== Input records
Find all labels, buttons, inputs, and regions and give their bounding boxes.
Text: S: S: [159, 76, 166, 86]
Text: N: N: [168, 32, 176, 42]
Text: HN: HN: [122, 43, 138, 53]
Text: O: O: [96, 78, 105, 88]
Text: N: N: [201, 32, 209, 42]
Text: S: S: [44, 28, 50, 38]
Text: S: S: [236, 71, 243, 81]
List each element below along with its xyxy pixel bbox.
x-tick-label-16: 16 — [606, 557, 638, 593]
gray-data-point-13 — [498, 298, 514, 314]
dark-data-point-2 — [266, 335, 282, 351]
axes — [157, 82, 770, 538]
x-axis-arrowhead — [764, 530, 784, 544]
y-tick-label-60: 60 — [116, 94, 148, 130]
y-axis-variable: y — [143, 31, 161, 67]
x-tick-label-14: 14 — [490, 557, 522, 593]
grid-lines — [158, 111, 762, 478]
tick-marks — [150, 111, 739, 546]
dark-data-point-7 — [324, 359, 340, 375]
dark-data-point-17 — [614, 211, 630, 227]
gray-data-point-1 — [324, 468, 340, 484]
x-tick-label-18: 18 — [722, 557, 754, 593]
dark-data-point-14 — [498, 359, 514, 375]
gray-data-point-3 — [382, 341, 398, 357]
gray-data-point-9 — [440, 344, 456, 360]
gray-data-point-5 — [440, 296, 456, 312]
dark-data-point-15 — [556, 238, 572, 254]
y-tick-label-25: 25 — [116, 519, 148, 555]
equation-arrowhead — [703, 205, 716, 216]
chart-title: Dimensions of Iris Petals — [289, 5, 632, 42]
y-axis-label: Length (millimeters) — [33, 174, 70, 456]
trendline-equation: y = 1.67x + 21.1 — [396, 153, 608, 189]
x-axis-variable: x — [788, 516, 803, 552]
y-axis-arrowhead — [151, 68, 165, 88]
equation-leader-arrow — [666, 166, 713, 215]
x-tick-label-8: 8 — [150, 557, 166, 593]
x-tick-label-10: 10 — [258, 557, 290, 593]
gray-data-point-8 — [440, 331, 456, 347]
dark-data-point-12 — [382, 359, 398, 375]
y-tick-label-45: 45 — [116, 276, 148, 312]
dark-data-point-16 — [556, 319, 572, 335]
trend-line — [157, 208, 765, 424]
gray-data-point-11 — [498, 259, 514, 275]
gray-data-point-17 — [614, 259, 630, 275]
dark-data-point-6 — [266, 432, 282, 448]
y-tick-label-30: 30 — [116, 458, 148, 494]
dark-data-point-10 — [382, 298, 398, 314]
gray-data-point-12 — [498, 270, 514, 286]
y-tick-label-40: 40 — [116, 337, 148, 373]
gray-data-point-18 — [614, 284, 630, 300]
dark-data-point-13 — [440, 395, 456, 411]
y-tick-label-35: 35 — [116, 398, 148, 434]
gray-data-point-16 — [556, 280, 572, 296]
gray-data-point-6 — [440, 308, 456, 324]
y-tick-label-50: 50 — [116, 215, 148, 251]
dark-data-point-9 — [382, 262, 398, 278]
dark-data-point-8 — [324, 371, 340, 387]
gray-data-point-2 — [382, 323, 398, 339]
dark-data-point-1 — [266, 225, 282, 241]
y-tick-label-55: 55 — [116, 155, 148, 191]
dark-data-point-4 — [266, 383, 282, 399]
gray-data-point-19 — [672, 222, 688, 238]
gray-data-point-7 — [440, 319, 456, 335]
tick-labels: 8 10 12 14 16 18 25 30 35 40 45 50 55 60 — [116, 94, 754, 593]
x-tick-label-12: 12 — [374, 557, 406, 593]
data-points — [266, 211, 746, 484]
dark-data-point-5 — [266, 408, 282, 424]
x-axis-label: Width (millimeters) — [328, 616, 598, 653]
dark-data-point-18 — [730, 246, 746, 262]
====
Set exercise:
Present every line of the records above as a JSON list of strings, one string per line, with blank lines left out.

Answer to the exercise:
[
  "Find all labels, buttons, inputs, and regions and give their bounding boxes.",
  "Text: S: S: [159, 76, 166, 86]",
  "Text: N: N: [168, 32, 176, 42]",
  "Text: HN: HN: [122, 43, 138, 53]",
  "Text: O: O: [96, 78, 105, 88]",
  "Text: N: N: [201, 32, 209, 42]",
  "Text: S: S: [44, 28, 50, 38]",
  "Text: S: S: [236, 71, 243, 81]",
  "List each element below along with its xyxy pixel bbox.",
  "x-tick-label-16: 16 — [606, 557, 638, 593]",
  "gray-data-point-13 — [498, 298, 514, 314]",
  "dark-data-point-2 — [266, 335, 282, 351]",
  "axes — [157, 82, 770, 538]",
  "x-axis-arrowhead — [764, 530, 784, 544]",
  "y-tick-label-60: 60 — [116, 94, 148, 130]",
  "y-axis-variable: y — [143, 31, 161, 67]",
  "x-tick-label-14: 14 — [490, 557, 522, 593]",
  "grid-lines — [158, 111, 762, 478]",
  "tick-marks — [150, 111, 739, 546]",
  "dark-data-point-7 — [324, 359, 340, 375]",
  "dark-data-point-17 — [614, 211, 630, 227]",
  "gray-data-point-1 — [324, 468, 340, 484]",
  "x-tick-label-18: 18 — [722, 557, 754, 593]",
  "dark-data-point-14 — [498, 359, 514, 375]",
  "gray-data-point-3 — [382, 341, 398, 357]",
  "gray-data-point-9 — [440, 344, 456, 360]",
  "gray-data-point-5 — [440, 296, 456, 312]",
  "dark-data-point-15 — [556, 238, 572, 254]",
  "y-tick-label-25: 25 — [116, 519, 148, 555]",
  "equation-arrowhead — [703, 205, 716, 216]",
  "chart-title: Dimensions of Iris Petals — [289, 5, 632, 42]",
  "y-axis-label: Length (millimeters) — [33, 174, 70, 456]",
  "trendline-equation: y = 1.67x + 21.1 — [396, 153, 608, 189]",
  "x-axis-variable: x — [788, 516, 803, 552]",
  "y-axis-arrowhead — [151, 68, 165, 88]",
  "equation-leader-arrow — [666, 166, 713, 215]",
  "x-tick-label-8: 8 — [150, 557, 166, 593]",
  "x-tick-label-10: 10 — [258, 557, 290, 593]",
  "gray-data-point-8 — [440, 331, 456, 347]",
  "dark-data-point-12 — [382, 359, 398, 375]",
  "y-tick-label-45: 45 — [116, 276, 148, 312]",
  "dark-data-point-16 — [556, 319, 572, 335]",
  "trend-line — [157, 208, 765, 424]",
  "gray-data-point-11 — [498, 259, 514, 275]",
  "gray-data-point-17 — [614, 259, 630, 275]",
  "dark-data-point-6 — [266, 432, 282, 448]",
  "y-tick-label-30: 30 — [116, 458, 148, 494]",
  "dark-data-point-10 — [382, 298, 398, 314]",
  "gray-data-point-12 — [498, 270, 514, 286]",
  "y-tick-label-40: 40 — [116, 337, 148, 373]",
  "gray-data-point-18 — [614, 284, 630, 300]",
  "dark-data-point-13 — [440, 395, 456, 411]",
  "y-tick-label-35: 35 — [116, 398, 148, 434]",
  "gray-data-point-16 — [556, 280, 572, 296]",
  "gray-data-point-6 — [440, 308, 456, 324]",
  "y-tick-label-50: 50 — [116, 215, 148, 251]",
  "dark-data-point-9 — [382, 262, 398, 278]",
  "dark-data-point-8 — [324, 371, 340, 387]",
  "gray-data-point-2 — [382, 323, 398, 339]",
  "dark-data-point-1 — [266, 225, 282, 241]",
  "y-tick-label-55: 55 — [116, 155, 148, 191]",
  "dark-data-point-4 — [266, 383, 282, 399]",
  "gray-data-point-19 — [672, 222, 688, 238]",
  "gray-data-point-7 — [440, 319, 456, 335]",
  "tick-labels: 8 10 12 14 16 18 25 30 35 40 45 50 55 60 — [116, 94, 754, 593]",
  "x-tick-label-12: 12 — [374, 557, 406, 593]",
  "data-points — [266, 211, 746, 484]",
  "dark-data-point-5 — [266, 408, 282, 424]",
  "x-axis-label: Width (millimeters) — [328, 616, 598, 653]",
  "dark-data-point-18 — [730, 246, 746, 262]"
]